Exercise description
Images appear in the records below; leave them out and repeat everything else exactly.

Material
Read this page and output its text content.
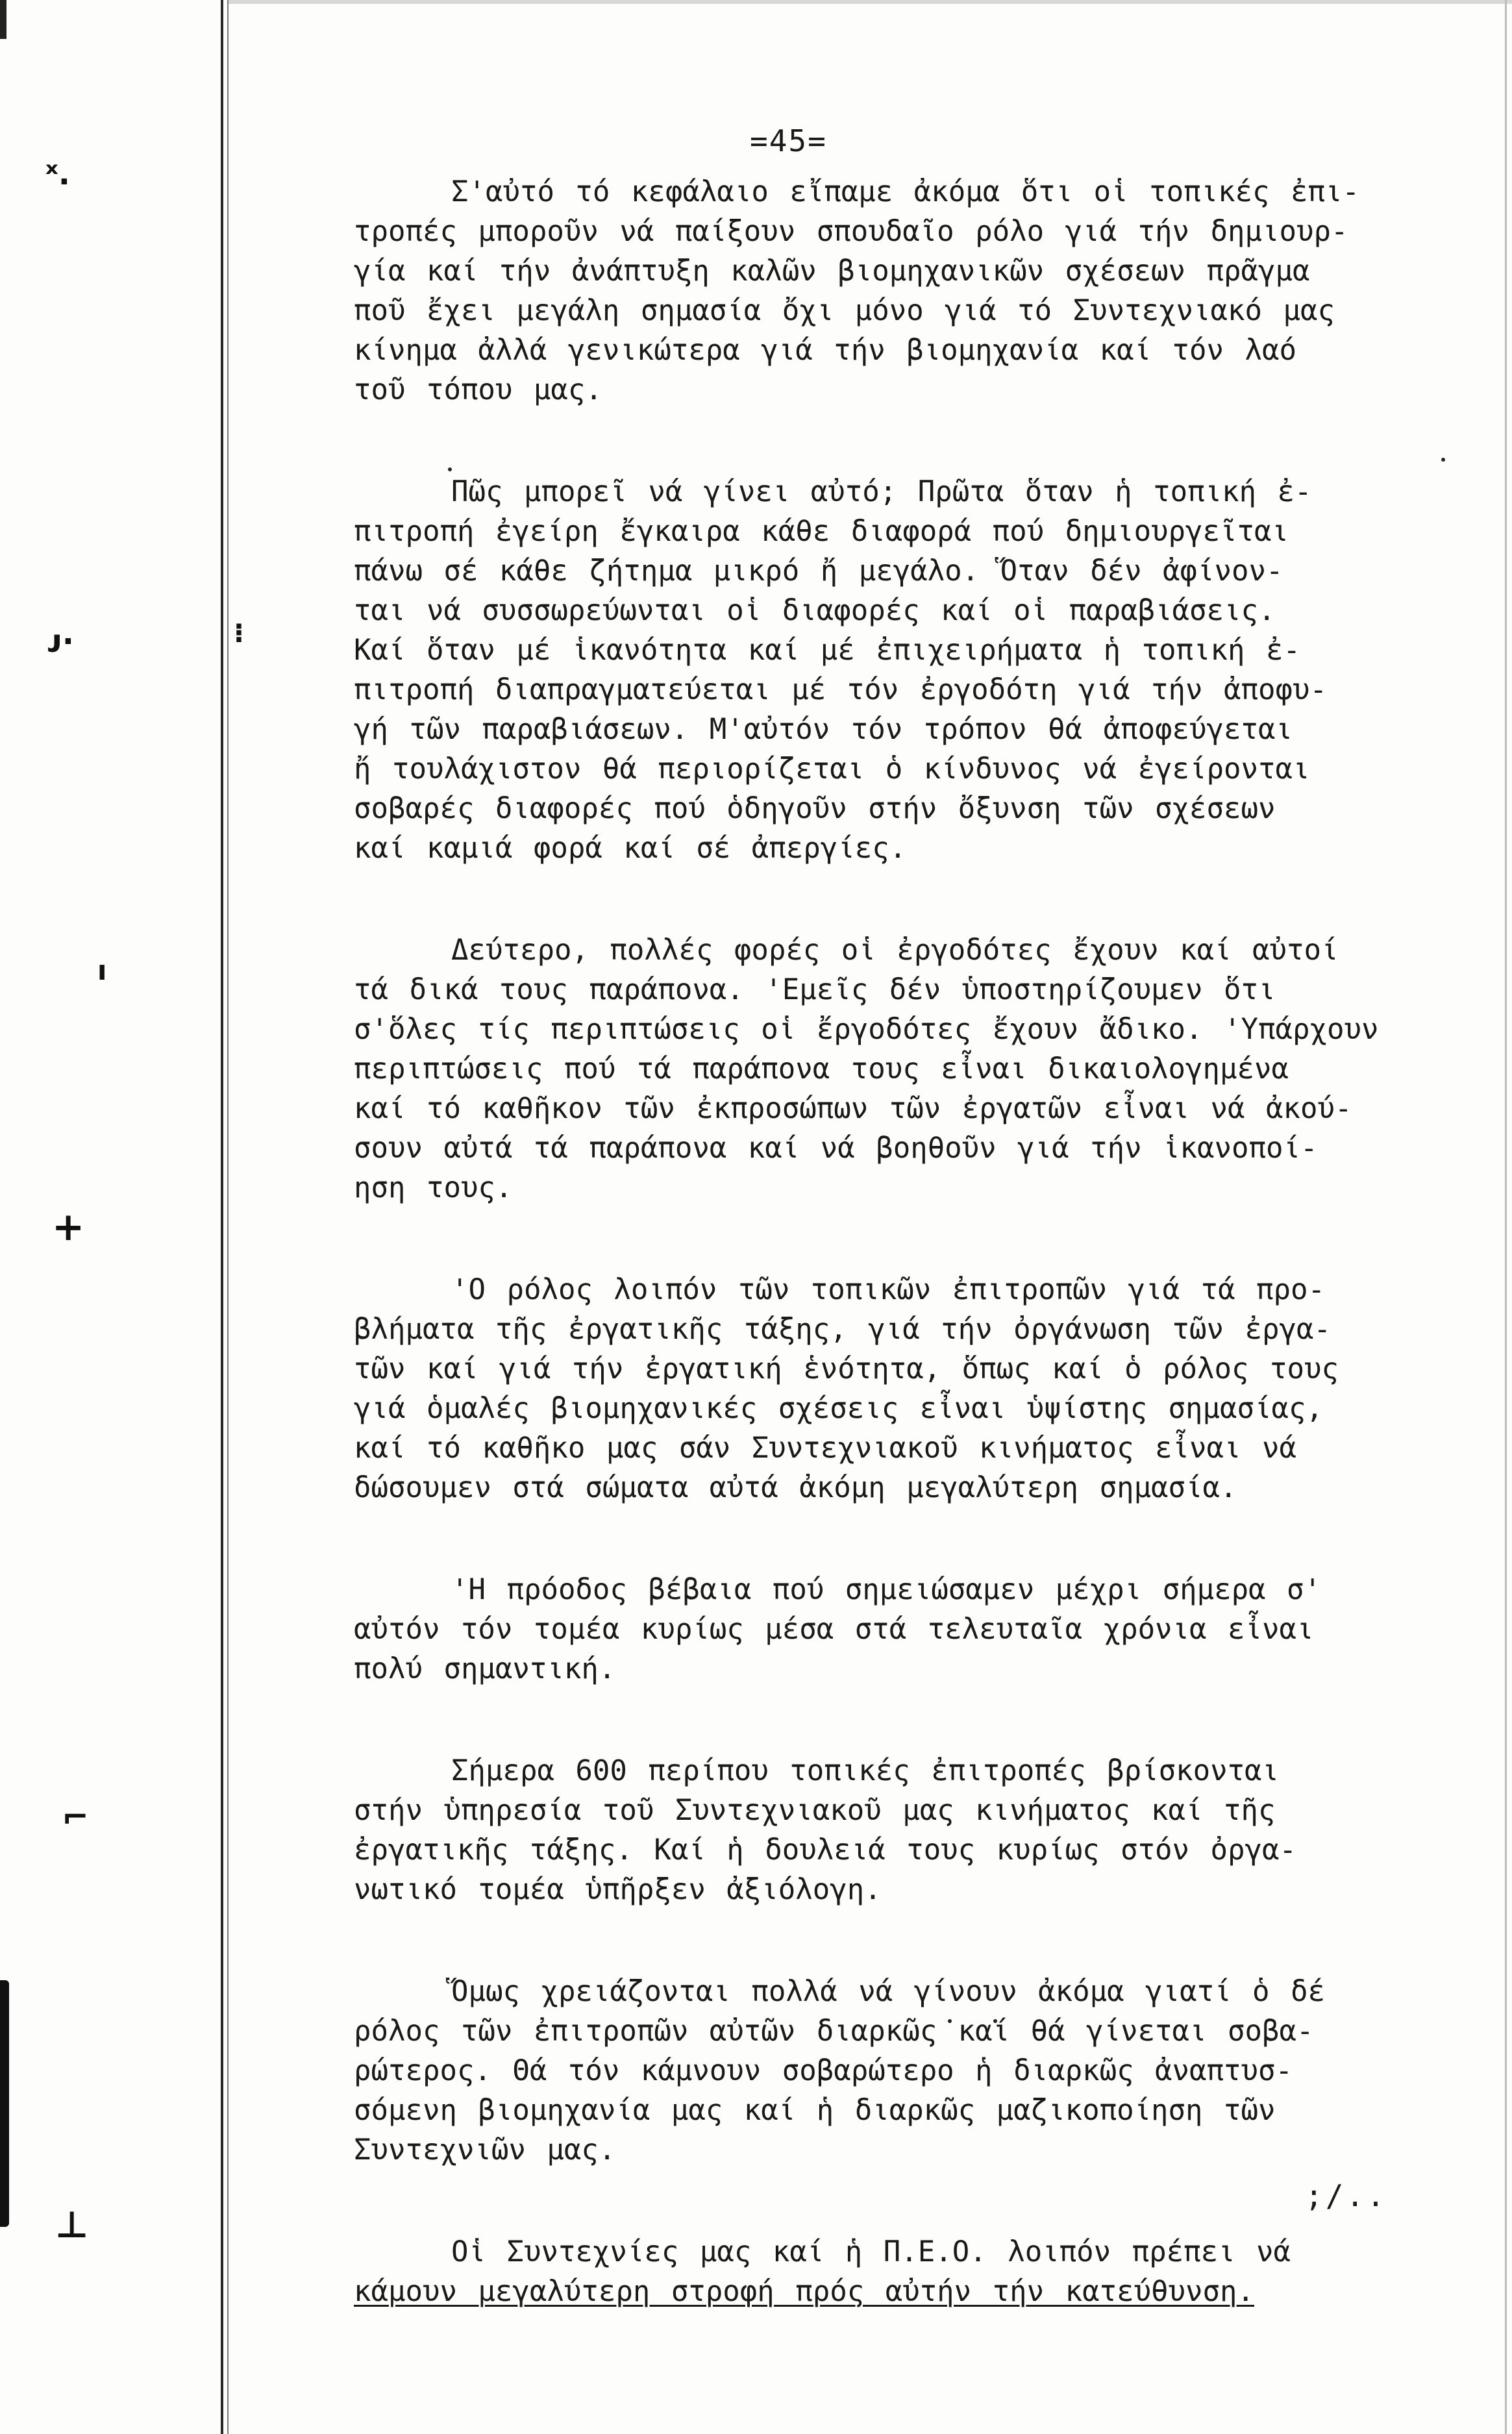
ˣ.
ᴊ·
+
⌐
⊥
⁝
ı
=45=
Σ'αὐτό τό κεφάλαιο εἴπαμε ἀκόμα ὅτι οἱ τοπικές ἐπι-
τροπές μποροῦν νά παίξουν σπουδαῖο ρόλο γιά τήν δημιουρ-
γία καί τήν ἀνάπτυξη καλῶν βιομηχανικῶν σχέσεων πρᾶγμα
ποῦ ἔχει μεγάλη σημασία ὄχι μόνο γιά τό Συντεχνιακό μας
κίνημα ἀλλά γενικώτερα γιά τήν βιομηχανία καί τόν λαό
τοῦ τόπου μας.
Πῶς μπορεῖ νά γίνει αὐτό; Πρῶτα ὅταν ἡ τοπική ἐ-
πιτροπή ἐγείρη ἔγκαιρα κάθε διαφορά πού δημιουργεῖται
πάνω σέ κάθε ζήτημα μικρό ἤ μεγάλο. Ὅταν δέν ἀφίνον-
ται νά συσσωρεύωνται οἱ διαφορές καί οἱ παραβιάσεις.
Καί ὅταν μέ ἱκανότητα καί μέ ἐπιχειρήματα ἡ τοπική ἐ-
πιτροπή διαπραγματεύεται μέ τόν ἐργοδότη γιά τήν ἀποφυ-
γή τῶν παραβιάσεων. Μ'αὐτόν τόν τρόπον θά ἀποφεύγεται
ἤ τουλάχιστον θά περιορίζεται ὁ κίνδυνος νά ἐγείρονται
σοβαρές διαφορές πού ὁδηγοῦν στήν ὄξυνση τῶν σχέσεων
καί καμιά φορά καί σέ ἀπεργίες.
Δεύτερο, πολλές φορές οἱ ἐργοδότες ἔχουν καί αὐτοί
τά δικά τους παράπονα. 'Εμεῖς δέν ὑποστηρίζουμεν ὅτι
σ'ὅλες τίς περιπτώσεις οἱ ἔργοδότες ἔχουν ἄδικο. 'Υπάρχουν
περιπτώσεις πού τά παράπονα τους εἶναι δικαιολογημένα
καί τό καθῆκον τῶν ἐκπροσώπων τῶν ἐργατῶν εἶναι νά ἀκού-
σουν αὐτά τά παράπονα καί νά βοηθοῦν γιά τήν ἱκανοποί-
ηση τους.
'Ο ρόλος λοιπόν τῶν τοπικῶν ἐπιτροπῶν γιά τά προ-
βλήματα τῆς ἐργατικῆς τάξης, γιά τήν ὀργάνωση τῶν ἐργα-
τῶν καί γιά τήν ἐργατική ἑνότητα, ὅπως καί ὁ ρόλος τους
γιά ὁμαλές βιομηχανικές σχέσεις εἶναι ὑψίστης σημασίας,
καί τό καθῆκο μας σάν Συντεχνιακοῦ κινήματος εἶναι νά
δώσουμεν στά σώματα αὐτά ἀκόμη μεγαλύτερη σημασία.
'Η πρόοδος βέβαια πού σημειώσαμεν μέχρι σήμερα σ'
αὐτόν τόν τομέα κυρίως μέσα στά τελευταῖα χρόνια εἶναι
πολύ σημαντική.
Σήμερα 600 περίπου τοπικές ἐπιτροπές βρίσκονται
στήν ὑπηρεσία τοῦ Συντεχνιακοῦ μας κινήματος καί τῆς
ἐργατικῆς τάξης. Καί ἡ δουλειά τους κυρίως στόν ὀργα-
νωτικό τομέα ὑπῆρξεν ἀξιόλογη.
Ὅμως χρειάζονται πολλά νά γίνουν ἀκόμα γιατί ὁ δέ
ρόλος τῶν ἐπιτροπῶν αὐτῶν διαρκῶς καί θά γίνεται σοβα-
ρώτερος. Θά τόν κάμνουν σοβαρώτερο ἡ διαρκῶς ἀναπτυσ-
σόμενη βιομηχανία μας καί ἡ διαρκῶς μαζικοποίηση τῶν
Συντεχνιῶν μας.
Οἱ Συντεχνίες μας καί ἡ Π.Ε.Ο. λοιπόν πρέπει νά
κάμουν μεγαλύτερη στροφή πρός αὐτήν τήν κατεύθυνση.
;/..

Task result
Read this page and output its text content.
ˣ.
ᴊ·
+
⌐
⊥
⁝
ı
=45=
Σ'αὐτό τό κεφάλαιο εἴπαμε ἀκόμα ὅτι οἱ τοπικές ἐπι-
τροπές μποροῦν νά παίξουν σπουδαῖο ρόλο γιά τήν δημιουρ-
γία καί τήν ἀνάπτυξη καλῶν βιομηχανικῶν σχέσεων πρᾶγμα
ποῦ ἔχει μεγάλη σημασία ὄχι μόνο γιά τό Συντεχνιακό μας
κίνημα ἀλλά γενικώτερα γιά τήν βιομηχανία καί τόν λαό
τοῦ τόπου μας.
Πῶς μπορεῖ νά γίνει αὐτό; Πρῶτα ὅταν ἡ τοπική ἐ-
πιτροπή ἐγείρη ἔγκαιρα κάθε διαφορά πού δημιουργεῖται
πάνω σέ κάθε ζήτημα μικρό ἤ μεγάλο. Ὅταν δέν ἀφίνον-
ται νά συσσωρεύωνται οἱ διαφορές καί οἱ παραβιάσεις.
Καί ὅταν μέ ἱκανότητα καί μέ ἐπιχειρήματα ἡ τοπική ἐ-
πιτροπή διαπραγματεύεται μέ τόν ἐργοδότη γιά τήν ἀποφυ-
γή τῶν παραβιάσεων. Μ'αὐτόν τόν τρόπον θά ἀποφεύγεται
ἤ τουλάχιστον θά περιορίζεται ὁ κίνδυνος νά ἐγείρονται
σοβαρές διαφορές πού ὁδηγοῦν στήν ὄξυνση τῶν σχέσεων
καί καμιά φορά καί σέ ἀπεργίες.
Δεύτερο, πολλές φορές οἱ ἐργοδότες ἔχουν καί αὐτοί
τά δικά τους παράπονα. 'Εμεῖς δέν ὑποστηρίζουμεν ὅτι
σ'ὅλες τίς περιπτώσεις οἱ ἔργοδότες ἔχουν ἄδικο. 'Υπάρχουν
περιπτώσεις πού τά παράπονα τους εἶναι δικαιολογημένα
καί τό καθῆκον τῶν ἐκπροσώπων τῶν ἐργατῶν εἶναι νά ἀκού-
σουν αὐτά τά παράπονα καί νά βοηθοῦν γιά τήν ἱκανοποί-
ηση τους.
'Ο ρόλος λοιπόν τῶν τοπικῶν ἐπιτροπῶν γιά τά προ-
βλήματα τῆς ἐργατικῆς τάξης, γιά τήν ὀργάνωση τῶν ἐργα-
τῶν καί γιά τήν ἐργατική ἑνότητα, ὅπως καί ὁ ρόλος τους
γιά ὁμαλές βιομηχανικές σχέσεις εἶναι ὑψίστης σημασίας,
καί τό καθῆκο μας σάν Συντεχνιακοῦ κινήματος εἶναι νά
δώσουμεν στά σώματα αὐτά ἀκόμη μεγαλύτερη σημασία.
'Η πρόοδος βέβαια πού σημειώσαμεν μέχρι σήμερα σ'
αὐτόν τόν τομέα κυρίως μέσα στά τελευταῖα χρόνια εἶναι
πολύ σημαντική.
Σήμερα 600 περίπου τοπικές ἐπιτροπές βρίσκονται
στήν ὑπηρεσία τοῦ Συντεχνιακοῦ μας κινήματος καί τῆς
ἐργατικῆς τάξης. Καί ἡ δουλειά τους κυρίως στόν ὀργα-
νωτικό τομέα ὑπῆρξεν ἀξιόλογη.
Ὅμως χρειάζονται πολλά νά γίνουν ἀκόμα γιατί ὁ δέ
ρόλος τῶν ἐπιτροπῶν αὐτῶν διαρκῶς καί θά γίνεται σοβα-
ρώτερος. Θά τόν κάμνουν σοβαρώτερο ἡ διαρκῶς ἀναπτυσ-
σόμενη βιομηχανία μας καί ἡ διαρκῶς μαζικοποίηση τῶν
Συντεχνιῶν μας.
Οἱ Συντεχνίες μας καί ἡ Π.Ε.Ο. λοιπόν πρέπει νά
κάμουν μεγαλύτερη στροφή πρός αὐτήν τήν κατεύθυνση.
;/..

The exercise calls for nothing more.